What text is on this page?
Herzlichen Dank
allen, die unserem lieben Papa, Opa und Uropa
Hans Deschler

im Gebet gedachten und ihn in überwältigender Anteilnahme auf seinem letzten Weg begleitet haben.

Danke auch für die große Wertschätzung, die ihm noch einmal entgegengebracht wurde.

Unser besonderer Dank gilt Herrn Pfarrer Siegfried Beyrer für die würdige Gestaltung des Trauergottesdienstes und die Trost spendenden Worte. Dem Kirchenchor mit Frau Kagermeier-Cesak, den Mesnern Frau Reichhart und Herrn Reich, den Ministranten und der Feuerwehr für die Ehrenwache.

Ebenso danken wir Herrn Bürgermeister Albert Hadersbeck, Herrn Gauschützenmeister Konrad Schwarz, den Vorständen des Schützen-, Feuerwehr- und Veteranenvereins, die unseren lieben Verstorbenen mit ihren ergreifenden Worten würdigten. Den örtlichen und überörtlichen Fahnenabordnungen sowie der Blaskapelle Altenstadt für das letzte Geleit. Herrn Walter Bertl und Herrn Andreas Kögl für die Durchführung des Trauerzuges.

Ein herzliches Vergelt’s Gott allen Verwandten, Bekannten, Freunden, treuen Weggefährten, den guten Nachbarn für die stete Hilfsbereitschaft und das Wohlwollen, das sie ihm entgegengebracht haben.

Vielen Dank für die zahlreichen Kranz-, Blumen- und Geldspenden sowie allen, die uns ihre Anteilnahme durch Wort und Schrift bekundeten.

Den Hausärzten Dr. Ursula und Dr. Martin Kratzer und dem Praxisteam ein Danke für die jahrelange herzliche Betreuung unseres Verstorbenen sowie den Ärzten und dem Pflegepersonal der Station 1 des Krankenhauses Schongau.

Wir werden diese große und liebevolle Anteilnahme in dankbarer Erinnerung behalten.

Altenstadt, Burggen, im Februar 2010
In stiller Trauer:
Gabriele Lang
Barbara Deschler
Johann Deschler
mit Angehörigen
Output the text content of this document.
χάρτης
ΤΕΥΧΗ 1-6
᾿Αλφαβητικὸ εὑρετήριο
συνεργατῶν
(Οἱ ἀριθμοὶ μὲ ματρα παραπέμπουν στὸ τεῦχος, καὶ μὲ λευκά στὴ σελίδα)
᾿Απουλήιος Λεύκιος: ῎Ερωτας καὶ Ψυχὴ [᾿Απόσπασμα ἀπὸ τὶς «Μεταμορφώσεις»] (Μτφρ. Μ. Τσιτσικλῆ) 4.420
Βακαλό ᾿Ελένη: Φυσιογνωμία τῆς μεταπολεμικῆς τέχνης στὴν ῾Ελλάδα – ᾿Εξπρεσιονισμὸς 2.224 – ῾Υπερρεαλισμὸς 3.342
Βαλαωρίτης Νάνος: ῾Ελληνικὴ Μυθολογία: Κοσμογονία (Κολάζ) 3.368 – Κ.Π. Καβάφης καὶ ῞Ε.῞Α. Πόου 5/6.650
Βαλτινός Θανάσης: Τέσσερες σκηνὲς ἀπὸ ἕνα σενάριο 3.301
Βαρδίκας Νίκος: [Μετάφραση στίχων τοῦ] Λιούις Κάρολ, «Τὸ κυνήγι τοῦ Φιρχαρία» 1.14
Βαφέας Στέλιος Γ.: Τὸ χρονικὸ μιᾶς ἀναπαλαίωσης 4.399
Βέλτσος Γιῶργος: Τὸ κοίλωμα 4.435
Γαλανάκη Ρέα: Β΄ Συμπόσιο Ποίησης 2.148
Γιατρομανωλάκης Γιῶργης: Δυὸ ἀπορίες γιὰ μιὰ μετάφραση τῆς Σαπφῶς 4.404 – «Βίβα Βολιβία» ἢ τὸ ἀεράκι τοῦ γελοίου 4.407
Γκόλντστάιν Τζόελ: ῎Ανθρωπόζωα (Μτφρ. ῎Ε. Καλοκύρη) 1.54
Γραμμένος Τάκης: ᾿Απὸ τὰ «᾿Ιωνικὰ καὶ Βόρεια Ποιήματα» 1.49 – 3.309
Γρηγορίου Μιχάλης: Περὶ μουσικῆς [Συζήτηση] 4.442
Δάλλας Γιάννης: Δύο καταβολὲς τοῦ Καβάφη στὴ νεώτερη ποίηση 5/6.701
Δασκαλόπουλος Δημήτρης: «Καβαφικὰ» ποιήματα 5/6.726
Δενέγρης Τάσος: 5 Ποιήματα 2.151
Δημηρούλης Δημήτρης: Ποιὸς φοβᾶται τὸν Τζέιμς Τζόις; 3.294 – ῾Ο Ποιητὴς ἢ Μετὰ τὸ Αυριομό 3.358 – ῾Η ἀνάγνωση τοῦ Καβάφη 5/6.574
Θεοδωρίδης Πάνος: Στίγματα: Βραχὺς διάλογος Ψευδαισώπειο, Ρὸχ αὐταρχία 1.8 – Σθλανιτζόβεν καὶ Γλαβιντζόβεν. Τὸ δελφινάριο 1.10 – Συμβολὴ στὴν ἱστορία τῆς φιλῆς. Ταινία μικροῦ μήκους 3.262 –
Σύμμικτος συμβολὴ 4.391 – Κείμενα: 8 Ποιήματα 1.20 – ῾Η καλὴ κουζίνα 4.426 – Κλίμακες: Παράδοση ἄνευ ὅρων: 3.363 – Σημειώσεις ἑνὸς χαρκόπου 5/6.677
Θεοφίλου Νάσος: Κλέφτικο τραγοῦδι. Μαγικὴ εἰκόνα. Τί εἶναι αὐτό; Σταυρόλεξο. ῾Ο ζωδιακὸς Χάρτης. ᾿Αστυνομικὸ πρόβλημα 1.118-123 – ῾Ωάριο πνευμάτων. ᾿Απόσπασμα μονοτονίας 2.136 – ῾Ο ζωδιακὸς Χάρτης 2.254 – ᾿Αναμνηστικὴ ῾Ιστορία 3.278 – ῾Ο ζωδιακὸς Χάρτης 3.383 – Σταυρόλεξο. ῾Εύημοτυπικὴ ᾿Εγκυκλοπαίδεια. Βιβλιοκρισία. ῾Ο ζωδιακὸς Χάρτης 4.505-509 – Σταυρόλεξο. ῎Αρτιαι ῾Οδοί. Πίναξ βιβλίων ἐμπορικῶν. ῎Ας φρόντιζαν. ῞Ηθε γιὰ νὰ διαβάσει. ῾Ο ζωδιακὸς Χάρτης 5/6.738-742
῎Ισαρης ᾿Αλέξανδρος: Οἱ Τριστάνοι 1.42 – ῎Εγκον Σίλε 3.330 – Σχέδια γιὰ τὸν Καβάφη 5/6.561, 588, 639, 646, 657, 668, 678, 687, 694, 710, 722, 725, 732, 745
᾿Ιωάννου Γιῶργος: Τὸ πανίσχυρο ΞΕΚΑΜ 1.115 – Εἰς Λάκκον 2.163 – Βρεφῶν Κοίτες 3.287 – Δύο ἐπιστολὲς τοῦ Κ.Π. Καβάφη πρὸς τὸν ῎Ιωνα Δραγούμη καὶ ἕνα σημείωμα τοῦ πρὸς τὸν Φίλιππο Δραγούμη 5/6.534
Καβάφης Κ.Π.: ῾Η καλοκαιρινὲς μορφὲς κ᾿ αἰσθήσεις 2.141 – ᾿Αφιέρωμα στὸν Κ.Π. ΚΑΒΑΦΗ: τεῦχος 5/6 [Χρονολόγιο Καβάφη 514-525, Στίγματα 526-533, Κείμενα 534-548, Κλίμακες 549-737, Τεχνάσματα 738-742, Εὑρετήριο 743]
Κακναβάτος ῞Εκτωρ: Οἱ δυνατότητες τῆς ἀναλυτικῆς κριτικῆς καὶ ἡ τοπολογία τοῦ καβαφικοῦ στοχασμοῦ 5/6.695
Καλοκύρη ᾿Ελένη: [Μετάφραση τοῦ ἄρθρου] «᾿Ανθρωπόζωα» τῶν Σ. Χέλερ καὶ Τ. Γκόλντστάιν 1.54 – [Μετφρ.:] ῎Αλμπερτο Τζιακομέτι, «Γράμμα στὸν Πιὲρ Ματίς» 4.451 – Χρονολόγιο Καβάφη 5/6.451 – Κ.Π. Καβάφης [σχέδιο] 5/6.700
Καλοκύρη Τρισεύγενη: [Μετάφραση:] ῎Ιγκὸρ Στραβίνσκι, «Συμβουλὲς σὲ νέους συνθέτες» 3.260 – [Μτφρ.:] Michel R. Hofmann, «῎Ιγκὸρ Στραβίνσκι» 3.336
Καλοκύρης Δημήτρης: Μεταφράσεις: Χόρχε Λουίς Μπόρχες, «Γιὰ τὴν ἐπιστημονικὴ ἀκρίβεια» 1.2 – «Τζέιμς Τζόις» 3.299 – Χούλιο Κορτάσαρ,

-=-=-

* Aim: Find every line that holds "Deschler" and copy it.

* The completed task:
Hans Deschler
Barbara Deschler
Johann Deschler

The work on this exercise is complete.